WHAT IS REQUIRED — Please turn the listing below into a Markdown table with two columns, Row and Entry. Put a running number in Row and each line in Entry, and leave out blank lines.

AVAILABLE RECORDS —

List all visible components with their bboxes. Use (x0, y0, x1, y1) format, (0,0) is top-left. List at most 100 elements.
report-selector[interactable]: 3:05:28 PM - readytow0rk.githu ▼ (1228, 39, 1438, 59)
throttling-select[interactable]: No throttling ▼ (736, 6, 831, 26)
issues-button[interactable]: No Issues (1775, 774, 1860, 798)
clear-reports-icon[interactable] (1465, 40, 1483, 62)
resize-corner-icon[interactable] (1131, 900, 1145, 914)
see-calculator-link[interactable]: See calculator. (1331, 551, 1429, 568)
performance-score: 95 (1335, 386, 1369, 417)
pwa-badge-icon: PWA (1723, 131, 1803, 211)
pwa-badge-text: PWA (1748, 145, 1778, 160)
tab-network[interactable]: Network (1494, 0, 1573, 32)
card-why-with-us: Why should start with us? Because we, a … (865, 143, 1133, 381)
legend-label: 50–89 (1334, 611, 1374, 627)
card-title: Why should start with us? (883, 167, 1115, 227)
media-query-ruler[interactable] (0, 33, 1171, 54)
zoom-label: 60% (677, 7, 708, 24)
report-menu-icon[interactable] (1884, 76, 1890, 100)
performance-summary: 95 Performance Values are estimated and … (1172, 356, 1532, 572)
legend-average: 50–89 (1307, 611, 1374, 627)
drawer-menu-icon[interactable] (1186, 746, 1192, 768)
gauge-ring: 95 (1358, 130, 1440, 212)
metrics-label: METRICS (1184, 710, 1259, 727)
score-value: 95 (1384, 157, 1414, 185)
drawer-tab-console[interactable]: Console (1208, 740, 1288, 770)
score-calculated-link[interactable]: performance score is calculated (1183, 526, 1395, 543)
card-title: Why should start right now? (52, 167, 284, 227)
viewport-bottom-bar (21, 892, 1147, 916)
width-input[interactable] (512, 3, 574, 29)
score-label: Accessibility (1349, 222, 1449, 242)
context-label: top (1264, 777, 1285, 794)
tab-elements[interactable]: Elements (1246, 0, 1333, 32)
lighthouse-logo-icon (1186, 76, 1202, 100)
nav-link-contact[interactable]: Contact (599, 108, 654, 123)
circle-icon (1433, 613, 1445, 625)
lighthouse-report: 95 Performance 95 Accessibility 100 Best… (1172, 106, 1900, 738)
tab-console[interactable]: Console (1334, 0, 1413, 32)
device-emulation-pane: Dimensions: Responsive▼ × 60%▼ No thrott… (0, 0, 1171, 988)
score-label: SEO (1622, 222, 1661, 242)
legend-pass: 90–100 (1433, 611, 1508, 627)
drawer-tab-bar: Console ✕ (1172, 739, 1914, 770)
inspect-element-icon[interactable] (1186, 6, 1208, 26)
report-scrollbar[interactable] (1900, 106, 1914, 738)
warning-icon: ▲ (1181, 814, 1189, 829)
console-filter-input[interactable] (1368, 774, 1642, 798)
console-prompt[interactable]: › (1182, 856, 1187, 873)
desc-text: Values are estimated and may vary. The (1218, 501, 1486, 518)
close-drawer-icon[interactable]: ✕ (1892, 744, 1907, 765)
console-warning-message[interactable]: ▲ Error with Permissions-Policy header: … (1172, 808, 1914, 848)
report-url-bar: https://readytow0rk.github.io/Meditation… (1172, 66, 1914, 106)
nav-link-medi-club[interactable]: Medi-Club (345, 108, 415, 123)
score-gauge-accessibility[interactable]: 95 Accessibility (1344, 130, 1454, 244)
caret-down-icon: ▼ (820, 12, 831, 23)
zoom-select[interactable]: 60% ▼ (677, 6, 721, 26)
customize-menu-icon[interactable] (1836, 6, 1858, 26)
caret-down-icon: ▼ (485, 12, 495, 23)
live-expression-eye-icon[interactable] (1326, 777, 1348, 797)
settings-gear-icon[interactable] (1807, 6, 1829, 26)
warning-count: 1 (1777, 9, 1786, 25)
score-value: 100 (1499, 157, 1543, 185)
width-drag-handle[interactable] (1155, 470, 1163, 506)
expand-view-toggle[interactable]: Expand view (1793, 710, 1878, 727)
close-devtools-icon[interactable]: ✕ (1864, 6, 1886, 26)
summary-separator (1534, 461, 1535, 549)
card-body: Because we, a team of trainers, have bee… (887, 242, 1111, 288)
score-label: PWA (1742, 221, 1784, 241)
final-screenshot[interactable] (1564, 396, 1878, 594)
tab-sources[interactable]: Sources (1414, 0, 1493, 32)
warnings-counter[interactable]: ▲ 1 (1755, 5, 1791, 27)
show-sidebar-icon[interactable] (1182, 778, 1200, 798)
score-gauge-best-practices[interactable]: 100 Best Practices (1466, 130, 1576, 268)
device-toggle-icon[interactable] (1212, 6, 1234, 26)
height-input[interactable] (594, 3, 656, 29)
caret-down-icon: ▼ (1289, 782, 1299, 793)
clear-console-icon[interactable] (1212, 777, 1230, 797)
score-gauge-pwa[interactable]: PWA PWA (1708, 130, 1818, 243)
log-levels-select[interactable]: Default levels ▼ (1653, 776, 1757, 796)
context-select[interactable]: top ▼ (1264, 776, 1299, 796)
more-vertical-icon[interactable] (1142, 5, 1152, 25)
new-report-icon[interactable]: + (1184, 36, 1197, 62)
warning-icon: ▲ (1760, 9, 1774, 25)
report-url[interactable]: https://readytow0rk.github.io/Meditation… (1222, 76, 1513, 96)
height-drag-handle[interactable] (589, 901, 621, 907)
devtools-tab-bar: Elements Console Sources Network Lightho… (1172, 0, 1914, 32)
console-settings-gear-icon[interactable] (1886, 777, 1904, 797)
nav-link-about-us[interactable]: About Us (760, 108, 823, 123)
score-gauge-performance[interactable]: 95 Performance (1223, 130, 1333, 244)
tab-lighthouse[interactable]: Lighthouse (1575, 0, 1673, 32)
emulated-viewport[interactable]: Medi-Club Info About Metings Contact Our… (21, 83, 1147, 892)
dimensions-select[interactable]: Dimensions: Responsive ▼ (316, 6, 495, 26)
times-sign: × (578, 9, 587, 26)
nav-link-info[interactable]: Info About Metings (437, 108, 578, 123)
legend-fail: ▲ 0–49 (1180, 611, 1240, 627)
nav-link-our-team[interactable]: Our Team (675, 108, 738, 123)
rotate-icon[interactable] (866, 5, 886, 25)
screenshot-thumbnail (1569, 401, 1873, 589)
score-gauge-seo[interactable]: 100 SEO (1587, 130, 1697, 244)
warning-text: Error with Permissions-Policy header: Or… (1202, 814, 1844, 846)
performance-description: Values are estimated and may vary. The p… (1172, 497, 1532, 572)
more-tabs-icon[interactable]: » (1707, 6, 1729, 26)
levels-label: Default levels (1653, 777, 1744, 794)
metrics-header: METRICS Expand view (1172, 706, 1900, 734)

RIGHT ANSWER —
| Row | Entry |
|---|---|
| 1 | List all visible components with their bboxes. Use (x0, y0, x1, y1) format, (0,0) is top-left. List at most 100 elements. |
| 2 | report-selector[interactable]: 3:05:28 PM - readytow0rk.githu ▼ (1228, 39, 1438, 59) |
| 3 | throttling-select[interactable]: No throttling ▼ (736, 6, 831, 26) |
| 4 | issues-button[interactable]: No Issues (1775, 774, 1860, 798) |
| 5 | clear-reports-icon[interactable] (1465, 40, 1483, 62) |
| 6 | resize-corner-icon[interactable] (1131, 900, 1145, 914) |
| 7 | see-calculator-link[interactable]: See calculator. (1331, 551, 1429, 568) |
| 8 | performance-score: 95 (1335, 386, 1369, 417) |
| 9 | pwa-badge-icon: PWA (1723, 131, 1803, 211) |
| 10 | pwa-badge-text: PWA (1748, 145, 1778, 160) |
| 11 | tab-network[interactable]: Network (1494, 0, 1573, 32) |
| 12 | card-why-with-us: Why should start with us? Because we, a … (865, 143, 1133, 381) |
| 13 | legend-label: 50–89 (1334, 611, 1374, 627) |
| 14 | card-title: Why should start with us? (883, 167, 1115, 227) |
| 15 | media-query-ruler[interactable] (0, 33, 1171, 54) |
| 16 | zoom-label: 60% (677, 7, 708, 24) |
| 17 | report-menu-icon[interactable] (1884, 76, 1890, 100) |
| 18 | performance-summary: 95 Performance Values are estimated and … (1172, 356, 1532, 572) |
| 19 | legend-average: 50–89 (1307, 611, 1374, 627) |
| 20 | drawer-menu-icon[interactable] (1186, 746, 1192, 768) |
| 21 | gauge-ring: 95 (1358, 130, 1440, 212) |
| 22 | metrics-label: METRICS (1184, 710, 1259, 727) |
| 23 | score-value: 95 (1384, 157, 1414, 185) |
| 24 | drawer-tab-console[interactable]: Console (1208, 740, 1288, 770) |
| 25 | score-calculated-link[interactable]: performance score is calculated (1183, 526, 1395, 543) |
| 26 | card-title: Why should start right now? (52, 167, 284, 227) |
| 27 | viewport-bottom-bar (21, 892, 1147, 916) |
| 28 | width-input[interactable] (512, 3, 574, 29) |
| 29 | score-label: Accessibility (1349, 222, 1449, 242) |
| 30 | context-label: top (1264, 777, 1285, 794) |
| 31 | tab-elements[interactable]: Elements (1246, 0, 1333, 32) |
| 32 | lighthouse-logo-icon (1186, 76, 1202, 100) |
| 33 | nav-link-contact[interactable]: Contact (599, 108, 654, 123) |
| 34 | circle-icon (1433, 613, 1445, 625) |
| 35 | lighthouse-report: 95 Performance 95 Accessibility 100 Best… (1172, 106, 1900, 738) |
| 36 | tab-console[interactable]: Console (1334, 0, 1413, 32) |
| 37 | device-emulation-pane: Dimensions: Responsive▼ × 60%▼ No thrott… (0, 0, 1171, 988) |
| 38 | score-label: SEO (1622, 222, 1661, 242) |
| 39 | legend-pass: 90–100 (1433, 611, 1508, 627) |
| 40 | drawer-tab-bar: Console ✕ (1172, 739, 1914, 770) |
| 41 | inspect-element-icon[interactable] (1186, 6, 1208, 26) |
| 42 | report-scrollbar[interactable] (1900, 106, 1914, 738) |
| 43 | warning-icon: ▲ (1181, 814, 1189, 829) |
| 44 | console-filter-input[interactable] (1368, 774, 1642, 798) |
| 45 | console-prompt[interactable]: › (1182, 856, 1187, 873) |
| 46 | desc-text: Values are estimated and may vary. The (1218, 501, 1486, 518) |
| 47 | close-drawer-icon[interactable]: ✕ (1892, 744, 1907, 765) |
| 48 | console-warning-message[interactable]: ▲ Error with Permissions-Policy header: … (1172, 808, 1914, 848) |
| 49 | report-url-bar: https://readytow0rk.github.io/Meditation… (1172, 66, 1914, 106) |
| 50 | nav-link-medi-club[interactable]: Medi-Club (345, 108, 415, 123) |
| 51 | score-gauge-accessibility[interactable]: 95 Accessibility (1344, 130, 1454, 244) |
| 52 | caret-down-icon: ▼ (820, 12, 831, 23) |
| 53 | zoom-select[interactable]: 60% ▼ (677, 6, 721, 26) |
| 54 | customize-menu-icon[interactable] (1836, 6, 1858, 26) |
| 55 | caret-down-icon: ▼ (485, 12, 495, 23) |
| 56 | live-expression-eye-icon[interactable] (1326, 777, 1348, 797) |
| 57 | settings-gear-icon[interactable] (1807, 6, 1829, 26) |
| 58 | warning-count: 1 (1777, 9, 1786, 25) |
| 59 | score-value: 100 (1499, 157, 1543, 185) |
| 60 | width-drag-handle[interactable] (1155, 470, 1163, 506) |
| 61 | expand-view-toggle[interactable]: Expand view (1793, 710, 1878, 727) |
| 62 | close-devtools-icon[interactable]: ✕ (1864, 6, 1886, 26) |
| 63 | summary-separator (1534, 461, 1535, 549) |
| 64 | card-body: Because we, a team of trainers, have bee… (887, 242, 1111, 288) |
| 65 | score-label: PWA (1742, 221, 1784, 241) |
| 66 | final-screenshot[interactable] (1564, 396, 1878, 594) |
| 67 | tab-sources[interactable]: Sources (1414, 0, 1493, 32) |
| 68 | warnings-counter[interactable]: ▲ 1 (1755, 5, 1791, 27) |
| 69 | show-sidebar-icon[interactable] (1182, 778, 1200, 798) |
| 70 | score-gauge-best-practices[interactable]: 100 Best Practices (1466, 130, 1576, 268) |
| 71 | device-toggle-icon[interactable] (1212, 6, 1234, 26) |
| 72 | height-input[interactable] (594, 3, 656, 29) |
| 73 | caret-down-icon: ▼ (1289, 782, 1299, 793) |
| 74 | clear-console-icon[interactable] (1212, 777, 1230, 797) |
| 75 | score-gauge-pwa[interactable]: PWA PWA (1708, 130, 1818, 243) |
| 76 | log-levels-select[interactable]: Default levels ▼ (1653, 776, 1757, 796) |
| 77 | context-select[interactable]: top ▼ (1264, 776, 1299, 796) |
| 78 | more-vertical-icon[interactable] (1142, 5, 1152, 25) |
| 79 | new-report-icon[interactable]: + (1184, 36, 1197, 62) |
| 80 | warning-icon: ▲ (1760, 9, 1774, 25) |
| 81 | report-url[interactable]: https://readytow0rk.github.io/Meditation… (1222, 76, 1513, 96) |
| 82 | height-drag-handle[interactable] (589, 901, 621, 907) |
| 83 | devtools-tab-bar: Elements Console Sources Network Lightho… (1172, 0, 1914, 32) |
| 84 | console-settings-gear-icon[interactable] (1886, 777, 1904, 797) |
| 85 | nav-link-about-us[interactable]: About Us (760, 108, 823, 123) |
| 86 | score-gauge-performance[interactable]: 95 Performance (1223, 130, 1333, 244) |
| 87 | tab-lighthouse[interactable]: Lighthouse (1575, 0, 1673, 32) |
| 88 | emulated-viewport[interactable]: Medi-Club Info About Metings Contact Our… (21, 83, 1147, 892) |
| 89 | dimensions-select[interactable]: Dimensions: Responsive ▼ (316, 6, 495, 26) |
| 90 | times-sign: × (578, 9, 587, 26) |
| 91 | nav-link-info[interactable]: Info About Metings (437, 108, 578, 123) |
| 92 | legend-fail: ▲ 0–49 (1180, 611, 1240, 627) |
| 93 | nav-link-our-team[interactable]: Our Team (675, 108, 738, 123) |
| 94 | rotate-icon[interactable] (866, 5, 886, 25) |
| 95 | screenshot-thumbnail (1569, 401, 1873, 589) |
| 96 | score-gauge-seo[interactable]: 100 SEO (1587, 130, 1697, 244) |
| 97 | warning-text: Error with Permissions-Policy header: Or… (1202, 814, 1844, 846) |
| 98 | performance-description: Values are estimated and may vary. The p… (1172, 497, 1532, 572) |
| 99 | more-tabs-icon[interactable]: » (1707, 6, 1729, 26) |
| 100 | levels-label: Default levels (1653, 777, 1744, 794) |
| 101 | metrics-header: METRICS Expand view (1172, 706, 1900, 734) |